*WORK REQUIRED*
A line counts if it contains the word "письме" at least once. State how many such lines the records contain, giving the number alone.

______

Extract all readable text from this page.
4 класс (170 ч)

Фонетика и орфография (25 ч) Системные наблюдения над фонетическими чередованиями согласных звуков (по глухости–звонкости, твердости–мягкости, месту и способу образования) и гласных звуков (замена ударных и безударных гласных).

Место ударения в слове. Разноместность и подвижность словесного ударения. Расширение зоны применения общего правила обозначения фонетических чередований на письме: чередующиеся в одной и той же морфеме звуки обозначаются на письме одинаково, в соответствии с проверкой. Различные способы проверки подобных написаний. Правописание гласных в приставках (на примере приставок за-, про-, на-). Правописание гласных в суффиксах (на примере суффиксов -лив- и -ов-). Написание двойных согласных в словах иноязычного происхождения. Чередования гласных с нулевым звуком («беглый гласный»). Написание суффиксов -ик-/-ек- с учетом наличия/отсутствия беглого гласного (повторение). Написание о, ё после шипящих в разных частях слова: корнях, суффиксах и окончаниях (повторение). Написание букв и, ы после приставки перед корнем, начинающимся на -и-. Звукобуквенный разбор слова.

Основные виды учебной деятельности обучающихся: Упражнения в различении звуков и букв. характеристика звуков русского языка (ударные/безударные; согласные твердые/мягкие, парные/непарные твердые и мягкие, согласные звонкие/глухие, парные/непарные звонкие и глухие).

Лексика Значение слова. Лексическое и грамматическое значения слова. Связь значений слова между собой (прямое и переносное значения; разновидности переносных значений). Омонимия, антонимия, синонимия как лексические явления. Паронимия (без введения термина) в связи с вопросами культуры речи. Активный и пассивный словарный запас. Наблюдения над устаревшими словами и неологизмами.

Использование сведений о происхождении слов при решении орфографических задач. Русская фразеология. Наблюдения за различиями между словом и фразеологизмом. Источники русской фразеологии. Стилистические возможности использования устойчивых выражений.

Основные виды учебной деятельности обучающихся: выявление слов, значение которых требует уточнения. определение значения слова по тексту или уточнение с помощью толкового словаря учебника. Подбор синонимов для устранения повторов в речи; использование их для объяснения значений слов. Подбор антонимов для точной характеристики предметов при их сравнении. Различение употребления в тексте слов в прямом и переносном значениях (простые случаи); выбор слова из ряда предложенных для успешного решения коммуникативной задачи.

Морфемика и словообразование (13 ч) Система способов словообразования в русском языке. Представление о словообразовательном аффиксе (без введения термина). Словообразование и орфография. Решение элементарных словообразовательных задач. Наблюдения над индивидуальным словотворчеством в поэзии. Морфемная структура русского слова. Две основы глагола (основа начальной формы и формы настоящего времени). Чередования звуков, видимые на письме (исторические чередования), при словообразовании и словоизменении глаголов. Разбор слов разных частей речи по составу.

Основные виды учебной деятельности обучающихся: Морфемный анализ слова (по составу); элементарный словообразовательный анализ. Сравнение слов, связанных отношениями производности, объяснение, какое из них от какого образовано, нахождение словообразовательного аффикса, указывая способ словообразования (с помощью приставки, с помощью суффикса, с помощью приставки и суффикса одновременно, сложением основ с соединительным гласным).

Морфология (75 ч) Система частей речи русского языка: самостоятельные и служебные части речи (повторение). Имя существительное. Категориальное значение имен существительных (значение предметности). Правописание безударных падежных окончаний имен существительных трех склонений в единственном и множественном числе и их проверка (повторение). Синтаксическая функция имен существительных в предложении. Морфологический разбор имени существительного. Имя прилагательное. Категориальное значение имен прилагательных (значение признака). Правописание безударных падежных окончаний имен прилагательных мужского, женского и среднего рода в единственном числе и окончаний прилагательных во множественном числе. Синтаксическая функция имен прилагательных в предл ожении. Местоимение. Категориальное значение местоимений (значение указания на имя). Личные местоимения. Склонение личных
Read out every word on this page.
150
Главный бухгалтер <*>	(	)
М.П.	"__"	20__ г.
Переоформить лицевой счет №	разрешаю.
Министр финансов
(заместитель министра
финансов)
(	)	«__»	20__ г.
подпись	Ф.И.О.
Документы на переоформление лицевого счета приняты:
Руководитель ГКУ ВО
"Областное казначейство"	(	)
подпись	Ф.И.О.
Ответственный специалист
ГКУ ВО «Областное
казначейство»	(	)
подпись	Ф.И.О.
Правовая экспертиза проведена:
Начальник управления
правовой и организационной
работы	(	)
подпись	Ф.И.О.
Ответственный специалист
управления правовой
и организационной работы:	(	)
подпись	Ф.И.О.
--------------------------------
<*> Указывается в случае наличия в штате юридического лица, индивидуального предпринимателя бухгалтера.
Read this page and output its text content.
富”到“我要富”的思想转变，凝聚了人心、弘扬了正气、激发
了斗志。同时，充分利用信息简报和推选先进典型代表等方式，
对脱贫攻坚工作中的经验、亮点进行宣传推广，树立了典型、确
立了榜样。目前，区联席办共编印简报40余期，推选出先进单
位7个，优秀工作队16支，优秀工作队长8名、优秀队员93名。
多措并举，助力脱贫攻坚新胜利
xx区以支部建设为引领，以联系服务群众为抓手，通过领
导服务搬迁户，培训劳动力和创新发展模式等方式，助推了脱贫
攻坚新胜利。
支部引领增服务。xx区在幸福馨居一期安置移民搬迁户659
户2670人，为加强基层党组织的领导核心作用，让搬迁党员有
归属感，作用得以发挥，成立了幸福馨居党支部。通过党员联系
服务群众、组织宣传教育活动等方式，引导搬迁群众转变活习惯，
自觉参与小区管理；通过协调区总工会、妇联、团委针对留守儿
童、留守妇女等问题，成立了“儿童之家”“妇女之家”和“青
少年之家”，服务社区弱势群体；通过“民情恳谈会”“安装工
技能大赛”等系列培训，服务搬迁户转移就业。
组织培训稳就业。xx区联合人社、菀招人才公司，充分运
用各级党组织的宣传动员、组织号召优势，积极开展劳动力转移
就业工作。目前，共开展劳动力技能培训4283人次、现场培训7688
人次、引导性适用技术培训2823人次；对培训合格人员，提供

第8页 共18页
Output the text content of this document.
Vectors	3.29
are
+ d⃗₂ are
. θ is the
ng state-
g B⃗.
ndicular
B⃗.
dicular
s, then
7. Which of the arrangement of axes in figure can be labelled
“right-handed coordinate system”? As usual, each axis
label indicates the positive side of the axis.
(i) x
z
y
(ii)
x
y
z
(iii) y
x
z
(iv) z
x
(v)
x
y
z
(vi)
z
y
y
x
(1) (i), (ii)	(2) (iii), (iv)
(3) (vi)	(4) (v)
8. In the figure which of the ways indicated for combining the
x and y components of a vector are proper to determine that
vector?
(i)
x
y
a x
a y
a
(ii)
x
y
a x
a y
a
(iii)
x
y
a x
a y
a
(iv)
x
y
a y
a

______

*TASK OUTPUT*
2